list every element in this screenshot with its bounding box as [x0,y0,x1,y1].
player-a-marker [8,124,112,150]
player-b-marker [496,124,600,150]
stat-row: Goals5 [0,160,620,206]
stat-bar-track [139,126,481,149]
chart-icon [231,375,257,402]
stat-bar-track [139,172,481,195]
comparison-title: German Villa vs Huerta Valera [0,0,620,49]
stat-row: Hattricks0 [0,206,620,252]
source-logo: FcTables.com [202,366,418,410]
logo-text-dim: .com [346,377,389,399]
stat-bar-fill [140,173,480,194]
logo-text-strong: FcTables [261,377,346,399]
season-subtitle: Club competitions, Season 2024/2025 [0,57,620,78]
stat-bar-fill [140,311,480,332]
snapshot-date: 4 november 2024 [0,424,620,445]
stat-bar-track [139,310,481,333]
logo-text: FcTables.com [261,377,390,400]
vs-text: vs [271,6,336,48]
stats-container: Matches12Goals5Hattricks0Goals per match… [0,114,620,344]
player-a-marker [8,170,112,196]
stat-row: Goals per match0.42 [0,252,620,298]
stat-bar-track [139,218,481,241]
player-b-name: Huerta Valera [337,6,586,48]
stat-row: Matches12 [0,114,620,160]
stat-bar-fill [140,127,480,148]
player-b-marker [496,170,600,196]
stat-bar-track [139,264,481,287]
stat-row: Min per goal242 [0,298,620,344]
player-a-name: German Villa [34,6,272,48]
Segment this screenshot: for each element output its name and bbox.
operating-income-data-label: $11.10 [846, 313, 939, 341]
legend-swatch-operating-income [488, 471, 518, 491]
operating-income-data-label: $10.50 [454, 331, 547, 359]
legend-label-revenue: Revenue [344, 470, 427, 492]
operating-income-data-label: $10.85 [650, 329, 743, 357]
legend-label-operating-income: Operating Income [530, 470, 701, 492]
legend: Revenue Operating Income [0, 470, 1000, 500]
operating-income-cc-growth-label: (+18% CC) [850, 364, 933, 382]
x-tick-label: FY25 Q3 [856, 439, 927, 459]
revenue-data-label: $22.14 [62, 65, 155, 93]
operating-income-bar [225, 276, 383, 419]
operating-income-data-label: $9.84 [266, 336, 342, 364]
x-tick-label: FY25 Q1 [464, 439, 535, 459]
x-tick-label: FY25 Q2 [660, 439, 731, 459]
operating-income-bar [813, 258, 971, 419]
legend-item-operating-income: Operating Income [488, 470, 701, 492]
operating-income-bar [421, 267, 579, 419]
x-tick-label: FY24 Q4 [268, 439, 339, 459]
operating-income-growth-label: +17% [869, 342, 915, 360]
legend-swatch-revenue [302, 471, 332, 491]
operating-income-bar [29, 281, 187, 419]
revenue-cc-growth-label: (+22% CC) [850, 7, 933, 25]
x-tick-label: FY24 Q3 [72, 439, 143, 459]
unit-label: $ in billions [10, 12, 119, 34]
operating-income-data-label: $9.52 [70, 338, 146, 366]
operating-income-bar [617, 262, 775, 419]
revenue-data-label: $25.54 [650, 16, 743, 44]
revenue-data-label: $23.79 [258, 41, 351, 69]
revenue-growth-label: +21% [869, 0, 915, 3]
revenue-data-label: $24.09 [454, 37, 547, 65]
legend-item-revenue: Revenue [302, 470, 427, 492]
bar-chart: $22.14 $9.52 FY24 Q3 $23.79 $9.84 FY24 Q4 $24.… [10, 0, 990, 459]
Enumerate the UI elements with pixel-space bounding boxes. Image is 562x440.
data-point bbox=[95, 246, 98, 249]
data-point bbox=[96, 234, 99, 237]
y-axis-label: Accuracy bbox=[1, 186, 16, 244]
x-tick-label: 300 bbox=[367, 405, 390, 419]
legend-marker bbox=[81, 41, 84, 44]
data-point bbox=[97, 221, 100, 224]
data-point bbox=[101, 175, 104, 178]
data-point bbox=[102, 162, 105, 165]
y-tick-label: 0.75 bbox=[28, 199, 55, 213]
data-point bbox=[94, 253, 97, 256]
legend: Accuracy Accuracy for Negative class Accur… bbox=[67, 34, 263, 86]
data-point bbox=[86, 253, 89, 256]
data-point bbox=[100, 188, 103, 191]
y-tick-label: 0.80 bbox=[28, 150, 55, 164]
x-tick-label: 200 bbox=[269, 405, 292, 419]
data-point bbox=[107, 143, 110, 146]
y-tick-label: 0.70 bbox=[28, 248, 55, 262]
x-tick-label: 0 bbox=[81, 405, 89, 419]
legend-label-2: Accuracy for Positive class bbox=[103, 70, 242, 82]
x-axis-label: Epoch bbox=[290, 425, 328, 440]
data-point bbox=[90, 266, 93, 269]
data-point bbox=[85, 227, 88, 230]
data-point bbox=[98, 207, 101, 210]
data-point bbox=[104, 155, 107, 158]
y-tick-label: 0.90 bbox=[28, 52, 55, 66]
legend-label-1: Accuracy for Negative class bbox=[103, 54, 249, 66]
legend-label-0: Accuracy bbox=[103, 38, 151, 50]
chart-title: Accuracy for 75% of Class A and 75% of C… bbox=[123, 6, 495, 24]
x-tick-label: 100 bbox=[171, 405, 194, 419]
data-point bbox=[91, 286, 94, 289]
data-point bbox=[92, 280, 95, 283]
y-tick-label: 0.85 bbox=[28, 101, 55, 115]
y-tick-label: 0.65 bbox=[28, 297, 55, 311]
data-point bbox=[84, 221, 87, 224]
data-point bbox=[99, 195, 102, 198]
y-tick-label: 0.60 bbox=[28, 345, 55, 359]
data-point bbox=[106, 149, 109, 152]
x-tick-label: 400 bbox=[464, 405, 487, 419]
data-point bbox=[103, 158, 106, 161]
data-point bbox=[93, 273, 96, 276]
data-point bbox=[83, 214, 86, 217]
—————
## What the task asks
Copy every line of the records above without changing anything.

## Task answer
list every element in this screenshot with its bounding box as [x0,y0,x1,y1].
player-a-marker [8,124,112,150]
player-b-marker [496,124,600,150]
stat-row: Goals5 [0,160,620,206]
stat-bar-track [139,126,481,149]
chart-icon [231,375,257,402]
stat-bar-track [139,172,481,195]
comparison-title: German Villa vs Huerta Valera [0,0,620,49]
stat-row: Hattricks0 [0,206,620,252]
source-logo: FcTables.com [202,366,418,410]
logo-text-dim: .com [346,377,389,399]
stat-bar-fill [140,173,480,194]
logo-text-strong: FcTables [261,377,346,399]
season-subtitle: Club competitions, Season 2024/2025 [0,57,620,78]
stat-bar-fill [140,311,480,332]
snapshot-date: 4 november 2024 [0,424,620,445]
stat-bar-track [139,310,481,333]
logo-text: FcTables.com [261,377,390,400]
vs-text: vs [271,6,336,48]
stats-container: Matches12Goals5Hattricks0Goals per match… [0,114,620,344]
player-a-marker [8,170,112,196]
stat-row: Goals per match0.42 [0,252,620,298]
stat-bar-track [139,218,481,241]
player-b-name: Huerta Valera [337,6,586,48]
stat-row: Matches12 [0,114,620,160]
stat-bar-fill [140,127,480,148]
player-b-marker [496,170,600,196]
stat-bar-track [139,264,481,287]
stat-row: Min per goal242 [0,298,620,344]
player-a-name: German Villa [34,6,272,48]
Segment this screenshot: for each element output its name and bbox.
operating-income-data-label: $11.10 [846, 313, 939, 341]
legend-swatch-operating-income [488, 471, 518, 491]
operating-income-data-label: $10.50 [454, 331, 547, 359]
legend-label-revenue: Revenue [344, 470, 427, 492]
operating-income-data-label: $10.85 [650, 329, 743, 357]
legend-label-operating-income: Operating Income [530, 470, 701, 492]
legend: Revenue Operating Income [0, 470, 1000, 500]
operating-income-cc-growth-label: (+18% CC) [850, 364, 933, 382]
x-tick-label: FY25 Q3 [856, 439, 927, 459]
revenue-data-label: $22.14 [62, 65, 155, 93]
operating-income-bar [225, 276, 383, 419]
operating-income-data-label: $9.84 [266, 336, 342, 364]
x-tick-label: FY25 Q1 [464, 439, 535, 459]
x-tick-label: FY25 Q2 [660, 439, 731, 459]
operating-income-bar [813, 258, 971, 419]
legend-item-operating-income: Operating Income [488, 470, 701, 492]
operating-income-bar [421, 267, 579, 419]
x-tick-label: FY24 Q4 [268, 439, 339, 459]
operating-income-growth-label: +17% [869, 342, 915, 360]
legend-swatch-revenue [302, 471, 332, 491]
operating-income-bar [29, 281, 187, 419]
revenue-cc-growth-label: (+22% CC) [850, 7, 933, 25]
x-tick-label: FY24 Q3 [72, 439, 143, 459]
unit-label: $ in billions [10, 12, 119, 34]
operating-income-data-label: $9.52 [70, 338, 146, 366]
operating-income-bar [617, 262, 775, 419]
revenue-data-label: $25.54 [650, 16, 743, 44]
revenue-data-label: $23.79 [258, 41, 351, 69]
revenue-growth-label: +21% [869, 0, 915, 3]
revenue-data-label: $24.09 [454, 37, 547, 65]
legend-item-revenue: Revenue [302, 470, 427, 492]
bar-chart: $22.14 $9.52 FY24 Q3 $23.79 $9.84 FY24 Q4 $24.… [10, 0, 990, 459]
Enumerate the UI elements with pixel-space bounding boxes. Image is 562x440.
data-point bbox=[95, 246, 98, 249]
data-point bbox=[96, 234, 99, 237]
y-axis-label: Accuracy bbox=[1, 186, 16, 244]
x-tick-label: 300 bbox=[367, 405, 390, 419]
legend-marker bbox=[81, 41, 84, 44]
data-point bbox=[97, 221, 100, 224]
data-point bbox=[101, 175, 104, 178]
data-point bbox=[102, 162, 105, 165]
y-tick-label: 0.75 bbox=[28, 199, 55, 213]
data-point bbox=[94, 253, 97, 256]
legend: Accuracy Accuracy for Negative class Accur… bbox=[67, 34, 263, 86]
data-point bbox=[86, 253, 89, 256]
data-point bbox=[100, 188, 103, 191]
y-tick-label: 0.80 bbox=[28, 150, 55, 164]
x-tick-label: 200 bbox=[269, 405, 292, 419]
data-point bbox=[107, 143, 110, 146]
y-tick-label: 0.70 bbox=[28, 248, 55, 262]
x-tick-label: 0 bbox=[81, 405, 89, 419]
legend-label-2: Accuracy for Positive class bbox=[103, 70, 242, 82]
x-axis-label: Epoch bbox=[290, 425, 328, 440]
data-point bbox=[90, 266, 93, 269]
data-point bbox=[85, 227, 88, 230]
data-point bbox=[98, 207, 101, 210]
data-point bbox=[104, 155, 107, 158]
y-tick-label: 0.90 bbox=[28, 52, 55, 66]
legend-label-1: Accuracy for Negative class bbox=[103, 54, 249, 66]
legend-label-0: Accuracy bbox=[103, 38, 151, 50]
chart-title: Accuracy for 75% of Class A and 75% of C… bbox=[123, 6, 495, 24]
x-tick-label: 100 bbox=[171, 405, 194, 419]
data-point bbox=[91, 286, 94, 289]
data-point bbox=[92, 280, 95, 283]
y-tick-label: 0.85 bbox=[28, 101, 55, 115]
y-tick-label: 0.65 bbox=[28, 297, 55, 311]
data-point bbox=[84, 221, 87, 224]
data-point bbox=[99, 195, 102, 198]
y-tick-label: 0.60 bbox=[28, 345, 55, 359]
data-point bbox=[106, 149, 109, 152]
x-tick-label: 400 bbox=[464, 405, 487, 419]
data-point bbox=[103, 158, 106, 161]
data-point bbox=[93, 273, 96, 276]
data-point bbox=[83, 214, 86, 217]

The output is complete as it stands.